* _TASK STATEMENT_: Return a copy of every line in the records that includes the word "Evolution".

* _DATASET_:
____________

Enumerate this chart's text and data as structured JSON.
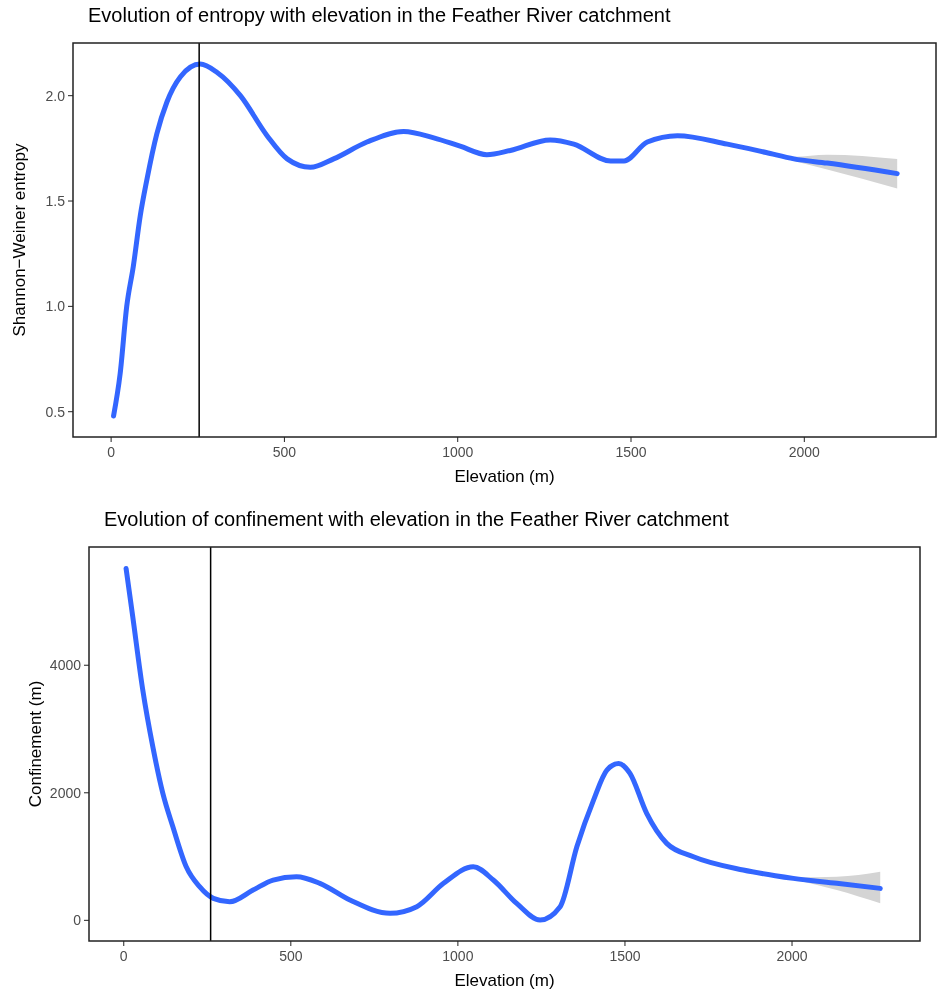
{
  "chart_data": [
    {
      "type": "line",
      "title": "Evolution of entropy with elevation in the Feather River catchment",
      "xlabel": "Elevation (m)",
      "ylabel": "Shannon−Weiner entropy",
      "xlim": [
        -110,
        2380
      ],
      "xticks": [
        0,
        500,
        1000,
        1500,
        2000
      ],
      "ylim": [
        0.38,
        2.25
      ],
      "yticks": [
        0.5,
        {
          "value": 1.0,
          "label": "1.0"
        },
        1.5,
        {
          "value": 2.0,
          "label": "2.0"
        }
      ],
      "ref_lines": [
        {
          "axis": "x",
          "value": 254,
          "color": "#000000"
        }
      ],
      "series": [
        {
          "color": "#3366ff",
          "x": [
            7,
            26,
            45,
            64,
            84,
            103,
            132,
            161,
            200,
            257,
            306,
            373,
            450,
            508,
            575,
            642,
            738,
            844,
            931,
            1007,
            1084,
            1152,
            1267,
            1335,
            1441,
            1480,
            1547,
            1634,
            1778,
            1890,
            1970,
            2066,
            2268
          ],
          "values": [
            0.48,
            0.68,
            1.0,
            1.19,
            1.43,
            1.6,
            1.82,
            1.97,
            2.09,
            2.15,
            2.11,
            2.0,
            1.81,
            1.7,
            1.66,
            1.7,
            1.78,
            1.83,
            1.8,
            1.76,
            1.72,
            1.74,
            1.79,
            1.77,
            1.69,
            1.69,
            1.78,
            1.81,
            1.77,
            1.73,
            1.7,
            1.68,
            1.63
          ],
          "lower": [
            null,
            null,
            null,
            null,
            null,
            null,
            null,
            null,
            null,
            null,
            null,
            null,
            null,
            null,
            null,
            null,
            null,
            null,
            null,
            null,
            null,
            null,
            null,
            null,
            null,
            null,
            null,
            null,
            null,
            1.73,
            1.69,
            1.65,
            1.56
          ],
          "upper": [
            null,
            null,
            null,
            null,
            null,
            null,
            null,
            null,
            null,
            null,
            null,
            null,
            null,
            null,
            null,
            null,
            null,
            null,
            null,
            null,
            null,
            null,
            null,
            null,
            null,
            null,
            null,
            null,
            null,
            1.73,
            1.71,
            1.72,
            1.7
          ]
        }
      ]
    },
    {
      "type": "line",
      "title": "Evolution of confinement with elevation in the Feather River catchment",
      "xlabel": "Elevation (m)",
      "ylabel": "Confinement (m)",
      "xlim": [
        -104,
        2383
      ],
      "xticks": [
        0,
        500,
        1000,
        1500,
        2000
      ],
      "ylim": [
        -324,
        5854
      ],
      "yticks": [
        0,
        2000,
        4000
      ],
      "ref_lines": [
        {
          "axis": "x",
          "value": 260,
          "color": "#000000"
        }
      ],
      "series": [
        {
          "color": "#3366ff",
          "x": [
            7,
            27,
            57,
            87,
            117,
            147,
            187,
            227,
            268,
            317,
            387,
            447,
            517,
            587,
            677,
            797,
            877,
            957,
            1046,
            1106,
            1176,
            1246,
            1306,
            1356,
            1406,
            1446,
            1481,
            1515,
            1565,
            1625,
            1705,
            1854,
            1950,
            2004,
            2134,
            2264
          ],
          "values": [
            5516,
            4757,
            3609,
            2721,
            1990,
            1467,
            840,
            527,
            345,
            292,
            475,
            632,
            684,
            580,
            318,
            110,
            214,
            580,
            840,
            632,
            266,
            5,
            214,
            1154,
            1886,
            2356,
            2461,
            2304,
            1677,
            1207,
            997,
            789,
            700,
            658,
            580,
            501
          ],
          "lower": [
            null,
            null,
            null,
            null,
            null,
            null,
            null,
            null,
            null,
            null,
            null,
            null,
            null,
            null,
            null,
            null,
            null,
            null,
            null,
            null,
            null,
            null,
            null,
            null,
            null,
            null,
            null,
            null,
            null,
            null,
            null,
            null,
            700,
            640,
            475,
            266
          ],
          "upper": [
            null,
            null,
            null,
            null,
            null,
            null,
            null,
            null,
            null,
            null,
            null,
            null,
            null,
            null,
            null,
            null,
            null,
            null,
            null,
            null,
            null,
            null,
            null,
            null,
            null,
            null,
            null,
            null,
            null,
            null,
            null,
            null,
            700,
            675,
            684,
            762
          ]
        }
      ]
    }
  ]
}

____________

* _FINISHED EXERCISE_:
      "title": "Evolution of entropy with elevation in the Feather River catchment",
      "title": "Evolution of confinement with elevation in the Feather River catchment",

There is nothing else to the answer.